Set problem:
Please output the lines shown below exactly as they appear.

-- BEGIN Data shown --

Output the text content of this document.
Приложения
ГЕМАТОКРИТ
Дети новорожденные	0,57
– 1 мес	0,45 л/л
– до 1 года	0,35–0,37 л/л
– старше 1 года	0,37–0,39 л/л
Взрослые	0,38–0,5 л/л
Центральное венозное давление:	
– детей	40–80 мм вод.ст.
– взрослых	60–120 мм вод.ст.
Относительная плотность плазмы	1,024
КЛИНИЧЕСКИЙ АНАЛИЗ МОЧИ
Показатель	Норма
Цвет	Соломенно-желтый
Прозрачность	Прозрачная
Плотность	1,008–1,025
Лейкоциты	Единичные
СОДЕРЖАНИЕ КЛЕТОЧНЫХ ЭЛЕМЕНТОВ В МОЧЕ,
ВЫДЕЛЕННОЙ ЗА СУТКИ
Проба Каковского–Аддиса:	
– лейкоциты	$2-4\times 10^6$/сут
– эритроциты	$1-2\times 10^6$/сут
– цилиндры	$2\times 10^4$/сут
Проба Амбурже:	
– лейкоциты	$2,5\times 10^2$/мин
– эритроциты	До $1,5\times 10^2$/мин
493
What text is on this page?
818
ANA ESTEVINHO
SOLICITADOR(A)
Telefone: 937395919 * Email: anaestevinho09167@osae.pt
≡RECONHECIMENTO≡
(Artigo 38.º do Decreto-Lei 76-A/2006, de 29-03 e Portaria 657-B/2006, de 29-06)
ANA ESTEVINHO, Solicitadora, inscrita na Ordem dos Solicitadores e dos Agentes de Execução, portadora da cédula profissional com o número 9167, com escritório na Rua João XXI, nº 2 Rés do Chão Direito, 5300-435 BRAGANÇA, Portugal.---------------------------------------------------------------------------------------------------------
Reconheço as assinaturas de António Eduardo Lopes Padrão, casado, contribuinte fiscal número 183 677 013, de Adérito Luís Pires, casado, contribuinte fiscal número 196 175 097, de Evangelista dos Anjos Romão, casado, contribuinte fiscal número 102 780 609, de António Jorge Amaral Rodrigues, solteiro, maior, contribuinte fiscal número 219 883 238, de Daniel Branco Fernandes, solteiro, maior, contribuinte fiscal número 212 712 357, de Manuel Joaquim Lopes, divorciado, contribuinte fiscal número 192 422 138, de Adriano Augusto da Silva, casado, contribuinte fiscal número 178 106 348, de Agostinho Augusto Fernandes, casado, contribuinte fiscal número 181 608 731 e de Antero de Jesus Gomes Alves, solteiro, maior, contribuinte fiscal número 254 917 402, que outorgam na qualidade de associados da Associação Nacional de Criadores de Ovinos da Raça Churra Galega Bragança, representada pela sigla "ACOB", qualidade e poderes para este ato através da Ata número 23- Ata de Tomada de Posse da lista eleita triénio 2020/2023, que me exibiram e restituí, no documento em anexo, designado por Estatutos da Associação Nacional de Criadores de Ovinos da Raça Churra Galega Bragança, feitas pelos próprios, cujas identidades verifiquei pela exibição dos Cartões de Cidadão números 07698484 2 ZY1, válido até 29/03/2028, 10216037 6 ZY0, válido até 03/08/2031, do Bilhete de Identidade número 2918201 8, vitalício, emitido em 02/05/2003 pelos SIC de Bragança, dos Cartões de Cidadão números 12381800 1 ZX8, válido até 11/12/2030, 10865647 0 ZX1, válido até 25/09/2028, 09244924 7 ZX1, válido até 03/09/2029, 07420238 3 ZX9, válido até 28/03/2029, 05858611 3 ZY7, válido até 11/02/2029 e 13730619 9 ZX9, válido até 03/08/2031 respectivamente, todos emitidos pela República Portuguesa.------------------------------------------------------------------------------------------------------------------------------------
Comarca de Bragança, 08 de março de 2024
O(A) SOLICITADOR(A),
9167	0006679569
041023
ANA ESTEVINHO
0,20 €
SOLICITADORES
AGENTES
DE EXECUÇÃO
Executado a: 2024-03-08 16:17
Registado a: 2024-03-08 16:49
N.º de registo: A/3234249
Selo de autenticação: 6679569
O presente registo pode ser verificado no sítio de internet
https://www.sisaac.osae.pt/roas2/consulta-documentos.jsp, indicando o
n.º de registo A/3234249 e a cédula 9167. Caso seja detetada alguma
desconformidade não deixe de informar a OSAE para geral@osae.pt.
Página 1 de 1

-- END Data shown --

Exercise solution:
Output the text content of this document.
Приложения
ГЕМАТОКРИТ
Дети новорожденные	0,57
– 1 мес	0,45 л/л
– до 1 года	0,35–0,37 л/л
– старше 1 года	0,37–0,39 л/л
Взрослые	0,38–0,5 л/л
Центральное венозное давление:	
– детей	40–80 мм вод.ст.
– взрослых	60–120 мм вод.ст.
Относительная плотность плазмы	1,024
КЛИНИЧЕСКИЙ АНАЛИЗ МОЧИ
Показатель	Норма
Цвет	Соломенно-желтый
Прозрачность	Прозрачная
Плотность	1,008–1,025
Лейкоциты	Единичные
СОДЕРЖАНИЕ КЛЕТОЧНЫХ ЭЛЕМЕНТОВ В МОЧЕ,
ВЫДЕЛЕННОЙ ЗА СУТКИ
Проба Каковского–Аддиса:	
– лейкоциты	$2-4\times 10^6$/сут
– эритроциты	$1-2\times 10^6$/сут
– цилиндры	$2\times 10^4$/сут
Проба Амбурже:	
– лейкоциты	$2,5\times 10^2$/мин
– эритроциты	До $1,5\times 10^2$/мин
493
What text is on this page?
818
ANA ESTEVINHO
SOLICITADOR(A)
Telefone: 937395919 * Email: anaestevinho09167@osae.pt
≡RECONHECIMENTO≡
(Artigo 38.º do Decreto-Lei 76-A/2006, de 29-03 e Portaria 657-B/2006, de 29-06)
ANA ESTEVINHO, Solicitadora, inscrita na Ordem dos Solicitadores e dos Agentes de Execução, portadora da cédula profissional com o número 9167, com escritório na Rua João XXI, nº 2 Rés do Chão Direito, 5300-435 BRAGANÇA, Portugal.---------------------------------------------------------------------------------------------------------
Reconheço as assinaturas de António Eduardo Lopes Padrão, casado, contribuinte fiscal número 183 677 013, de Adérito Luís Pires, casado, contribuinte fiscal número 196 175 097, de Evangelista dos Anjos Romão, casado, contribuinte fiscal número 102 780 609, de António Jorge Amaral Rodrigues, solteiro, maior, contribuinte fiscal número 219 883 238, de Daniel Branco Fernandes, solteiro, maior, contribuinte fiscal número 212 712 357, de Manuel Joaquim Lopes, divorciado, contribuinte fiscal número 192 422 138, de Adriano Augusto da Silva, casado, contribuinte fiscal número 178 106 348, de Agostinho Augusto Fernandes, casado, contribuinte fiscal número 181 608 731 e de Antero de Jesus Gomes Alves, solteiro, maior, contribuinte fiscal número 254 917 402, que outorgam na qualidade de associados da Associação Nacional de Criadores de Ovinos da Raça Churra Galega Bragança, representada pela sigla "ACOB", qualidade e poderes para este ato através da Ata número 23- Ata de Tomada de Posse da lista eleita triénio 2020/2023, que me exibiram e restituí, no documento em anexo, designado por Estatutos da Associação Nacional de Criadores de Ovinos da Raça Churra Galega Bragança, feitas pelos próprios, cujas identidades verifiquei pela exibição dos Cartões de Cidadão números 07698484 2 ZY1, válido até 29/03/2028, 10216037 6 ZY0, válido até 03/08/2031, do Bilhete de Identidade número 2918201 8, vitalício, emitido em 02/05/2003 pelos SIC de Bragança, dos Cartões de Cidadão números 12381800 1 ZX8, válido até 11/12/2030, 10865647 0 ZX1, válido até 25/09/2028, 09244924 7 ZX1, válido até 03/09/2029, 07420238 3 ZX9, válido até 28/03/2029, 05858611 3 ZY7, válido até 11/02/2029 e 13730619 9 ZX9, válido até 03/08/2031 respectivamente, todos emitidos pela República Portuguesa.------------------------------------------------------------------------------------------------------------------------------------
Comarca de Bragança, 08 de março de 2024
O(A) SOLICITADOR(A),
9167	0006679569
041023
ANA ESTEVINHO
0,20 €
SOLICITADORES
AGENTES
DE EXECUÇÃO
Executado a: 2024-03-08 16:17
Registado a: 2024-03-08 16:49
N.º de registo: A/3234249
Selo de autenticação: 6679569
O presente registo pode ser verificado no sítio de internet
https://www.sisaac.osae.pt/roas2/consulta-documentos.jsp, indicando o
n.º de registo A/3234249 e a cédula 9167. Caso seja detetada alguma
desconformidade não deixe de informar a OSAE para geral@osae.pt.
Página 1 de 1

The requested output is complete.